Every entry below should be printed exactly, without its images.

* start Listed entries *

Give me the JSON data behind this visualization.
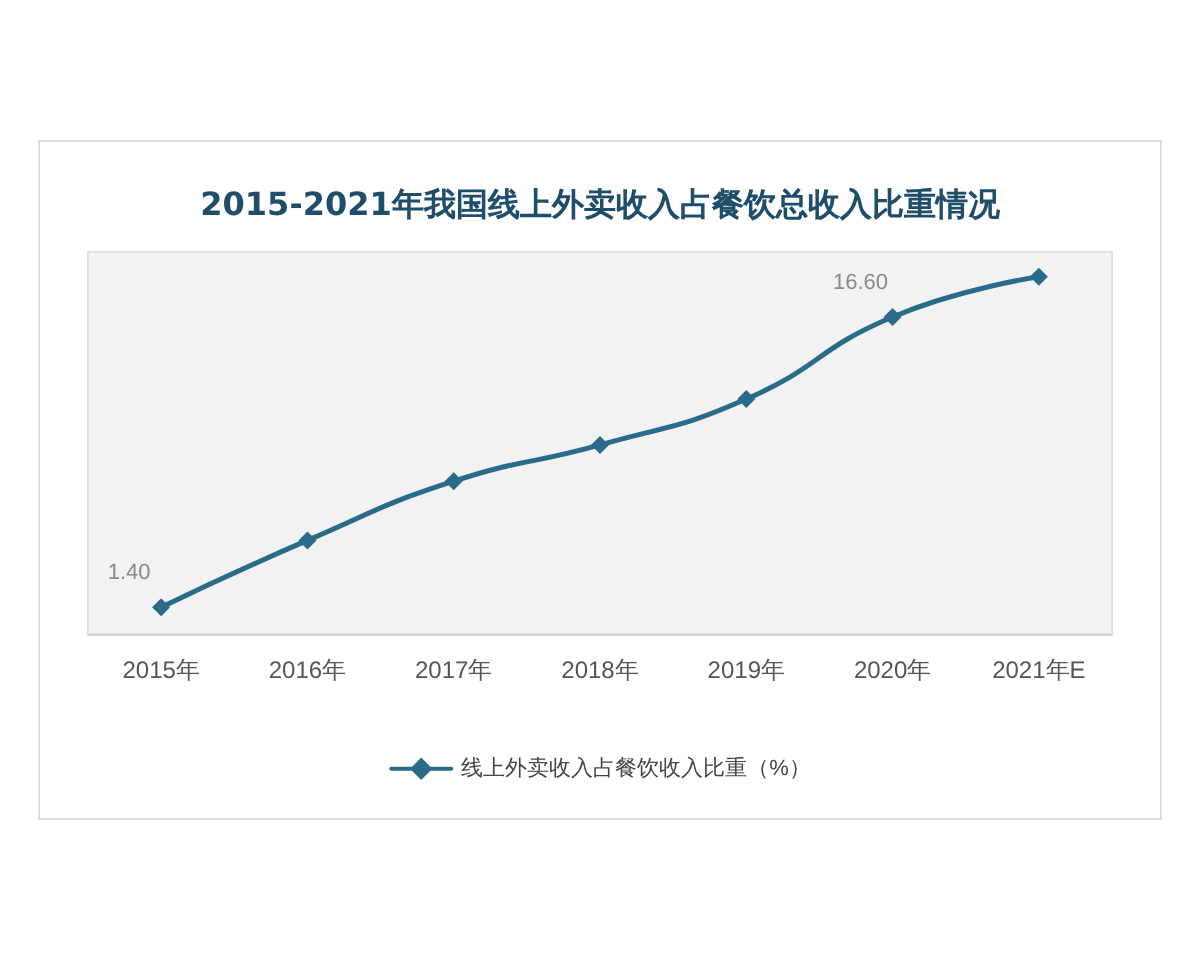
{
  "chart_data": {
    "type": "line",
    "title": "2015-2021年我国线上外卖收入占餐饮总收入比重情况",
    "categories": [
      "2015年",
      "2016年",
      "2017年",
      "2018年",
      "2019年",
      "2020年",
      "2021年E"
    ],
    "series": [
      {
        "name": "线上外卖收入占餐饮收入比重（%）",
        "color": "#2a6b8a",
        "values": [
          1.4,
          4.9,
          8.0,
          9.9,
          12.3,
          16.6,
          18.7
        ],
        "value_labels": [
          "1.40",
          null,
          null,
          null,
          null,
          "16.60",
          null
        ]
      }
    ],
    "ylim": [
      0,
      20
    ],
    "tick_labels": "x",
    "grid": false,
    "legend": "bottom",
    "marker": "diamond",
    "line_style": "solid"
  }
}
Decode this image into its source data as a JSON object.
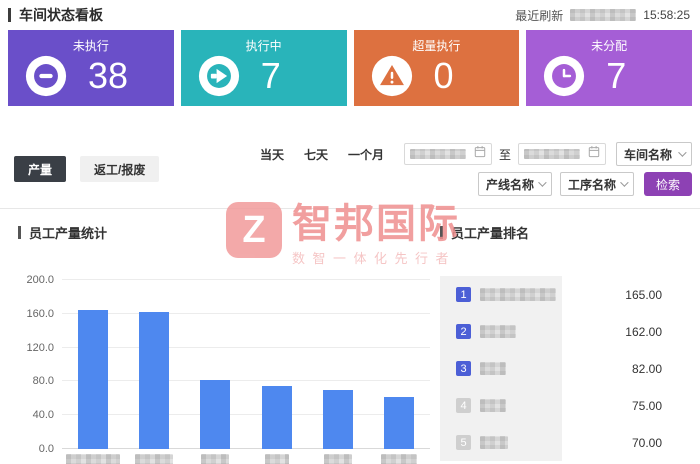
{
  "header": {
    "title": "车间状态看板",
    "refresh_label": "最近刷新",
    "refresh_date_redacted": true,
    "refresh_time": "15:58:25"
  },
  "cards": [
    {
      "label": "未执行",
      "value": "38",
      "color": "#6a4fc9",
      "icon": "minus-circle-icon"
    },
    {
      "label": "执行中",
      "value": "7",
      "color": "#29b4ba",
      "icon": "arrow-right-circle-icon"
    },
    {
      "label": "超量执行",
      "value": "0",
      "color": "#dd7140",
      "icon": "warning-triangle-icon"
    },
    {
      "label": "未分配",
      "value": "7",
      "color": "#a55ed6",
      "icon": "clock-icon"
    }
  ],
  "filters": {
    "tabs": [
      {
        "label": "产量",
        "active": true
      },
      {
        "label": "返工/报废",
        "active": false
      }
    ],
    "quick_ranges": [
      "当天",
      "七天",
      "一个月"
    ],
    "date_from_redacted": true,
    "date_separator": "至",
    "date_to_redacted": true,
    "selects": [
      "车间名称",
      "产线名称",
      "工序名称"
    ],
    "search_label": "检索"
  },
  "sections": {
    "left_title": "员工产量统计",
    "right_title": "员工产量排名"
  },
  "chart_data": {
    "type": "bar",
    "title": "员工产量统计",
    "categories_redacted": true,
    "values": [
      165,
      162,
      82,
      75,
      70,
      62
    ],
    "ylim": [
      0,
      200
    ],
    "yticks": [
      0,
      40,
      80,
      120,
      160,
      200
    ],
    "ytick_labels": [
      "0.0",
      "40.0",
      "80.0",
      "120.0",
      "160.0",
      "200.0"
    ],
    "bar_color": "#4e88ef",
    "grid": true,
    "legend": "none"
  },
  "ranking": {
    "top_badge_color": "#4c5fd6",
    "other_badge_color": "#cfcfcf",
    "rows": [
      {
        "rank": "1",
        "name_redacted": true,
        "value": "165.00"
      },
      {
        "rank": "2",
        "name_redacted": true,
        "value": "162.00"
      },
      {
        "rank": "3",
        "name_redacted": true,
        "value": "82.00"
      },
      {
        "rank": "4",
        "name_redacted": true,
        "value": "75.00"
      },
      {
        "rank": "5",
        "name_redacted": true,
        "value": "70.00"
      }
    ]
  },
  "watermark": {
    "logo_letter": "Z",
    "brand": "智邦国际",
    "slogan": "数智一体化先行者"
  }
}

* end Listed entries *

Response to the exercise |
Give me the JSON data behind this visualization.
{
  "chart_data": {
    "type": "line",
    "title": "2015-2021年我国线上外卖收入占餐饮总收入比重情况",
    "categories": [
      "2015年",
      "2016年",
      "2017年",
      "2018年",
      "2019年",
      "2020年",
      "2021年E"
    ],
    "series": [
      {
        "name": "线上外卖收入占餐饮收入比重（%）",
        "color": "#2a6b8a",
        "values": [
          1.4,
          4.9,
          8.0,
          9.9,
          12.3,
          16.6,
          18.7
        ],
        "value_labels": [
          "1.40",
          null,
          null,
          null,
          null,
          "16.60",
          null
        ]
      }
    ],
    "ylim": [
      0,
      20
    ],
    "tick_labels": "x",
    "grid": false,
    "legend": "bottom",
    "marker": "diamond",
    "line_style": "solid"
  }
}
Decode this image into its source data as a JSON object.
{
  "header": {
    "title": "车间状态看板",
    "refresh_label": "最近刷新",
    "refresh_date_redacted": true,
    "refresh_time": "15:58:25"
  },
  "cards": [
    {
      "label": "未执行",
      "value": "38",
      "color": "#6a4fc9",
      "icon": "minus-circle-icon"
    },
    {
      "label": "执行中",
      "value": "7",
      "color": "#29b4ba",
      "icon": "arrow-right-circle-icon"
    },
    {
      "label": "超量执行",
      "value": "0",
      "color": "#dd7140",
      "icon": "warning-triangle-icon"
    },
    {
      "label": "未分配",
      "value": "7",
      "color": "#a55ed6",
      "icon": "clock-icon"
    }
  ],
  "filters": {
    "tabs": [
      {
        "label": "产量",
        "active": true
      },
      {
        "label": "返工/报废",
        "active": false
      }
    ],
    "quick_ranges": [
      "当天",
      "七天",
      "一个月"
    ],
    "date_from_redacted": true,
    "date_separator": "至",
    "date_to_redacted": true,
    "selects": [
      "车间名称",
      "产线名称",
      "工序名称"
    ],
    "search_label": "检索"
  },
  "sections": {
    "left_title": "员工产量统计",
    "right_title": "员工产量排名"
  },
  "chart_data": {
    "type": "bar",
    "title": "员工产量统计",
    "categories_redacted": true,
    "values": [
      165,
      162,
      82,
      75,
      70,
      62
    ],
    "ylim": [
      0,
      200
    ],
    "yticks": [
      0,
      40,
      80,
      120,
      160,
      200
    ],
    "ytick_labels": [
      "0.0",
      "40.0",
      "80.0",
      "120.0",
      "160.0",
      "200.0"
    ],
    "bar_color": "#4e88ef",
    "grid": true,
    "legend": "none"
  },
  "ranking": {
    "top_badge_color": "#4c5fd6",
    "other_badge_color": "#cfcfcf",
    "rows": [
      {
        "rank": "1",
        "name_redacted": true,
        "value": "165.00"
      },
      {
        "rank": "2",
        "name_redacted": true,
        "value": "162.00"
      },
      {
        "rank": "3",
        "name_redacted": true,
        "value": "82.00"
      },
      {
        "rank": "4",
        "name_redacted": true,
        "value": "75.00"
      },
      {
        "rank": "5",
        "name_redacted": true,
        "value": "70.00"
      }
    ]
  },
  "watermark": {
    "logo_letter": "Z",
    "brand": "智邦国际",
    "slogan": "数智一体化先行者"
  }
}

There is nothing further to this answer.